— start ENTRIES SUPPLIED —

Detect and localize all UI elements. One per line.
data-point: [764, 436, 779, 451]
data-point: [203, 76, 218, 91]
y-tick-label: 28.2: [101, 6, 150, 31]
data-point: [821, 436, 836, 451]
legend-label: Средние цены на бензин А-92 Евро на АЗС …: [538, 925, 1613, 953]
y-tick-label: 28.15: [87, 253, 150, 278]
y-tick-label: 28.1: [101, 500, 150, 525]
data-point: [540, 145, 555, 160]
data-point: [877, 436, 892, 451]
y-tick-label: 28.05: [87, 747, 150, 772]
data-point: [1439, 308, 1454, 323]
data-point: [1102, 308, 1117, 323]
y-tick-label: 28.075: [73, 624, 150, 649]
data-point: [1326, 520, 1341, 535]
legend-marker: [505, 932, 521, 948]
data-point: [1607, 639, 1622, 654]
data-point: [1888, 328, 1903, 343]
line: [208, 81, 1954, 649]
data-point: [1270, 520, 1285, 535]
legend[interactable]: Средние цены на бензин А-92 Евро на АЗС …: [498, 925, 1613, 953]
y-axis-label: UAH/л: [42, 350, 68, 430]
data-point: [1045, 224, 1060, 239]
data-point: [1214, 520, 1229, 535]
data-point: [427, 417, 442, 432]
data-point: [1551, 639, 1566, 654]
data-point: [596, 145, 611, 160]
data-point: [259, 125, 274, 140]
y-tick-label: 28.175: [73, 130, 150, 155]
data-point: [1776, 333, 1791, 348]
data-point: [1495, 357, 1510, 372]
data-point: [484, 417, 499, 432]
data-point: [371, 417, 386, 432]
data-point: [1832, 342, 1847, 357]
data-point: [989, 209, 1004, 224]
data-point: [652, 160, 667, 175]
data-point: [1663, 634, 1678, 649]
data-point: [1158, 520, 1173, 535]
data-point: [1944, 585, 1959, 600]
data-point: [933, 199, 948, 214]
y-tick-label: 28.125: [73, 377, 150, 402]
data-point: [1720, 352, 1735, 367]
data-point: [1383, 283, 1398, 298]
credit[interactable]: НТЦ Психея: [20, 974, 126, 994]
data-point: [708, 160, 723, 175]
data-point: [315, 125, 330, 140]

— end ENTRIES SUPPLIED —

* _EXERCISE INSTRUCTIONS_
List each line of the material above that contains the word "цены", copying every such line in full.

* _EXPECTED ANSWER_
legend-label: Средние цены на бензин А-92 Евро на АЗС …: [538, 925, 1613, 953]
legend[interactable]: Средние цены на бензин А-92 Евро на АЗС …: [498, 925, 1613, 953]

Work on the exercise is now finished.